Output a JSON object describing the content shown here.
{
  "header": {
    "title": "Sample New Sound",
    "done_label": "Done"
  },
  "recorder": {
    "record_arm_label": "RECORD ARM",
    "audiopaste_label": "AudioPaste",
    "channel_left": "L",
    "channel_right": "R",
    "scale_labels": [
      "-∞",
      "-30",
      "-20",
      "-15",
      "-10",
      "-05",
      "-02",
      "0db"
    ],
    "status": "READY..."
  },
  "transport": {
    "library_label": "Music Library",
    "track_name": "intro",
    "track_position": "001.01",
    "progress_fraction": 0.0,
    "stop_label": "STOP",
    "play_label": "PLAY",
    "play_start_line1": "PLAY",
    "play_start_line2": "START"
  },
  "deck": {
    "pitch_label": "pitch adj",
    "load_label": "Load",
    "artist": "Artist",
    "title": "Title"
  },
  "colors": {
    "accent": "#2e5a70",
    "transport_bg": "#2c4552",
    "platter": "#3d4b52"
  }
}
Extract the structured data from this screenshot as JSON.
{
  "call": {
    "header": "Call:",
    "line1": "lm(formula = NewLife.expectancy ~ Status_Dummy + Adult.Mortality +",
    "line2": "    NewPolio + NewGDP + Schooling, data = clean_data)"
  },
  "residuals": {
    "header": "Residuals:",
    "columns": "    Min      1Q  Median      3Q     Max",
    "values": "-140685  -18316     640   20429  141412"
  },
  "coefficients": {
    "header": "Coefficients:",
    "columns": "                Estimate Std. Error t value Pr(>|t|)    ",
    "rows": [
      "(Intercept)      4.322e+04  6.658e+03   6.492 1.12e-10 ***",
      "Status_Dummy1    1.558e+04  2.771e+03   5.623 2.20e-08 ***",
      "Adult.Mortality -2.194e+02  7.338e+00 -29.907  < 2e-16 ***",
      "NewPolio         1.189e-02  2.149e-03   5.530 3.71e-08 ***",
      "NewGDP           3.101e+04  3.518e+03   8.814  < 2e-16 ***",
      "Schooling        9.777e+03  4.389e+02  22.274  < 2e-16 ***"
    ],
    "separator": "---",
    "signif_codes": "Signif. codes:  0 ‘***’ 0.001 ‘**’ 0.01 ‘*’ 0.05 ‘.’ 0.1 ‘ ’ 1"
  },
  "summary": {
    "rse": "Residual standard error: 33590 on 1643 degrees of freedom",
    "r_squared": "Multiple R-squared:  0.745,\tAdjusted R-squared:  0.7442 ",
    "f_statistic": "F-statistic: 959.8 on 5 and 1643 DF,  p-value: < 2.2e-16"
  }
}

◇ ◇ ◇

● TASK TO COMPLETE
Each line must be given again exactly as written above.

● OUTPUT BELOW
Output a JSON object describing the content shown here.
{
  "header": {
    "title": "Sample New Sound",
    "done_label": "Done"
  },
  "recorder": {
    "record_arm_label": "RECORD ARM",
    "audiopaste_label": "AudioPaste",
    "channel_left": "L",
    "channel_right": "R",
    "scale_labels": [
      "-∞",
      "-30",
      "-20",
      "-15",
      "-10",
      "-05",
      "-02",
      "0db"
    ],
    "status": "READY..."
  },
  "transport": {
    "library_label": "Music Library",
    "track_name": "intro",
    "track_position": "001.01",
    "progress_fraction": 0.0,
    "stop_label": "STOP",
    "play_label": "PLAY",
    "play_start_line1": "PLAY",
    "play_start_line2": "START"
  },
  "deck": {
    "pitch_label": "pitch adj",
    "load_label": "Load",
    "artist": "Artist",
    "title": "Title"
  },
  "colors": {
    "accent": "#2e5a70",
    "transport_bg": "#2c4552",
    "platter": "#3d4b52"
  }
}
Extract the structured data from this screenshot as JSON.
{
  "call": {
    "header": "Call:",
    "line1": "lm(formula = NewLife.expectancy ~ Status_Dummy + Adult.Mortality +",
    "line2": "    NewPolio + NewGDP + Schooling, data = clean_data)"
  },
  "residuals": {
    "header": "Residuals:",
    "columns": "    Min      1Q  Median      3Q     Max",
    "values": "-140685  -18316     640   20429  141412"
  },
  "coefficients": {
    "header": "Coefficients:",
    "columns": "                Estimate Std. Error t value Pr(>|t|)    ",
    "rows": [
      "(Intercept)      4.322e+04  6.658e+03   6.492 1.12e-10 ***",
      "Status_Dummy1    1.558e+04  2.771e+03   5.623 2.20e-08 ***",
      "Adult.Mortality -2.194e+02  7.338e+00 -29.907  < 2e-16 ***",
      "NewPolio         1.189e-02  2.149e-03   5.530 3.71e-08 ***",
      "NewGDP           3.101e+04  3.518e+03   8.814  < 2e-16 ***",
      "Schooling        9.777e+03  4.389e+02  22.274  < 2e-16 ***"
    ],
    "separator": "---",
    "signif_codes": "Signif. codes:  0 ‘***’ 0.001 ‘**’ 0.01 ‘*’ 0.05 ‘.’ 0.1 ‘ ’ 1"
  },
  "summary": {
    "rse": "Residual standard error: 33590 on 1643 degrees of freedom",
    "r_squared": "Multiple R-squared:  0.745,\tAdjusted R-squared:  0.7442 ",
    "f_statistic": "F-statistic: 959.8 on 5 and 1643 DF,  p-value: < 2.2e-16"
  }
}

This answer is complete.